══ Text ══

The Bumbler vs. The Professional

There is an interesting moral judgment phenomenon going on in the news these days.  On the one hand we have Governor Blagojevich who, if nothing else, is a real slime ball – almost a caricature of some South-side second-rate racketeer out of a B-movie.  But has he, in fact, actually done any serious damage?  It looks more like a pile of bungled attempts at extortion than anything else.  Be that as it may, this incompetent would-be political gangster has all the headlines.

In the meantime, we have nice, polite, well educated and highly respected Mr. Madoff who has stolen billions from a huge variety of investors, and ruined the fortunes of untold others.  All he gets are a few brief reports on the business pages and a big ho-hum from a public that is simply not entertained very much by a thief of monumental proportions that are all but impossible to comprehend.

We are outraged by the bumbling boob and bored by the sophisticated big time thief and killer of hope.  What gives?  Why are we not all the more outraged by Mr. Madoff?  Why do we not think of him as a greater slime ball than Blagojevich?  I find the press and the public most puzzling.

Clergy Days with the Bishop

We had one of our occasional clergy days gatherings today.  Clergy days are held around the diocese to gather geographically grouped clergy together for a meeting with the bishop.  So we gathered, about fifteen of us, at a nearby church only 60 miles away for me, a bit farther for others and not even 150 miles for the bishop.  We talked about the recent diocesan convention, a meeting of the diocesan council, some reorganization of diocesan staff, what the House of Bishops might be up to, and a variety of other exciting and motivating matters customary to these sorts of meetings regardless of denomination.  But what we did most was laugh.  We laughed together about some of our own silliness, life in the church, and the ordinary events of our lives.  We laughed together about most everything, and that’s a good thing.  It’s good for us, good for the church, good for the bishop and good to know that we can be friends as well as colleagues in a diocese that can laugh.

═══

▸ **Task set**:
**a)** Echo the stretch of the text from "The Bumbler vs." through "all the headlines.".
**b)** Decide whether each statement agrees with the text, and support each yes or no with the deciding words quoted from it: (i) The clergy gathered at a church about 60 miles from the writer. (ii) Mr. Madoff's case dominates the headlines. (iii) The bishop traveled more than 150 miles to the gathering.

══ Records supplied ══

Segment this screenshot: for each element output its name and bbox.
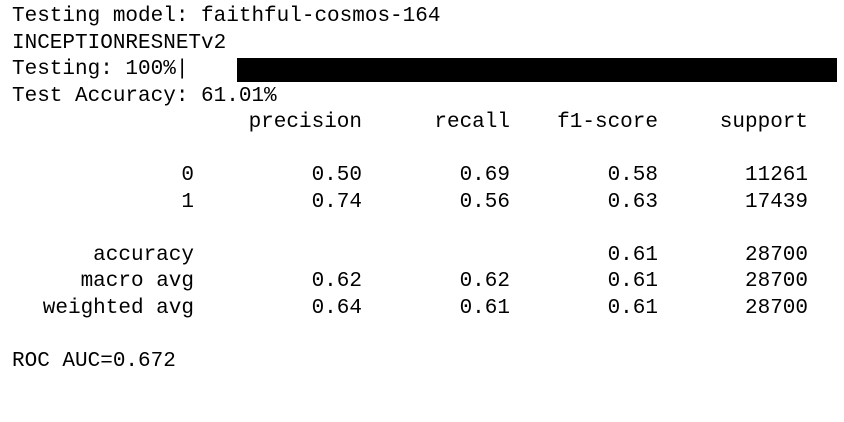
header-precision: precision: [248, 111, 362, 134]
f1-score-value: 0.61: [607, 270, 658, 293]
support-value: 28700: [744, 270, 808, 293]
row-label: 1: [181, 190, 194, 214]
blank-line: [12, 322, 844, 349]
precision-value: 0.74: [311, 190, 362, 214]
architecture-line: INCEPTIONRESNETv2: [12, 31, 227, 55]
recall-value: 0.69: [459, 164, 510, 187]
support-value: 17439: [744, 190, 808, 214]
report-row-class-0: 0 0.50 0.69 0.58 11261: [12, 163, 844, 190]
f1-score-value: 0.61: [607, 243, 658, 267]
f1-score-value: 0.58: [607, 164, 658, 187]
report-header-row: precision recall f1-score support: [12, 110, 844, 137]
progress-label: Testing: 100%|: [12, 58, 189, 81]
roc-auc-line: ROC AUC=0.672: [12, 349, 176, 373]
precision-value: 0.50: [311, 164, 362, 187]
report-row-weighted-avg: weighted avg 0.64 0.61 0.61 28700: [12, 296, 844, 323]
support-value: 28700: [744, 243, 808, 267]
precision-value: [194, 243, 362, 270]
row-label: weighted avg: [42, 296, 194, 320]
header-recall: recall: [434, 111, 510, 134]
test-accuracy-line: Test Accuracy: 61.01%: [12, 84, 277, 108]
progress-line: Testing: 100%|: [12, 57, 844, 84]
blank-line: [12, 137, 844, 164]
row-label: 0: [181, 164, 194, 187]
progress-bar: [237, 58, 837, 82]
f1-score-value: 0.61: [607, 296, 658, 320]
header-f1-score: f1-score: [557, 111, 658, 134]
header-support: support: [719, 111, 808, 134]
header-cell: [12, 110, 194, 137]
blank-line: [12, 216, 844, 243]
report-row-accuracy: accuracy 0.61 28700: [12, 243, 844, 270]
report-row-class-1: 1 0.74 0.56 0.63 17439: [12, 190, 844, 217]
model-line: Testing model: faithful-cosmos-164: [12, 5, 441, 28]
report-row-macro-avg: macro avg 0.62 0.62 0.61 28700: [12, 269, 844, 296]
f1-score-value: 0.63: [607, 190, 658, 214]
recall-value: 0.56: [459, 190, 510, 214]
recall-value: [362, 243, 510, 270]
precision-value: 0.62: [311, 270, 362, 293]
row-label: macro avg: [80, 270, 194, 293]
support-value: 11261: [744, 164, 808, 187]
row-label: accuracy: [93, 243, 194, 267]
recall-value: 0.62: [459, 270, 510, 293]
recall-value: 0.61: [459, 296, 510, 320]
precision-value: 0.64: [311, 296, 362, 320]
support-value: 28700: [744, 296, 808, 320]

═══

▸ **Answers to the exercise**:
**a)**
The Bumbler vs. The Professional

There is an interesting moral judgment phenomenon going on in the news these days.  On the one hand we have Governor Blagojevich who, if nothing else, is a real slime ball – almost a caricature of some South-side second-rate racketeer out of a B-movie.  But has he, in fact, actually done any serious damage?  It looks more like a pile of bungled attempts at extortion than anything else.  Be that as it may, this incompetent would-be political gangster has all the headlines.

**b)**
(i) Yes: "at a nearby church only 60 miles away for me"
(ii) No: "All he gets are a few brief reports on the business pages"
(iii) No: "not even 150 miles for the bishop"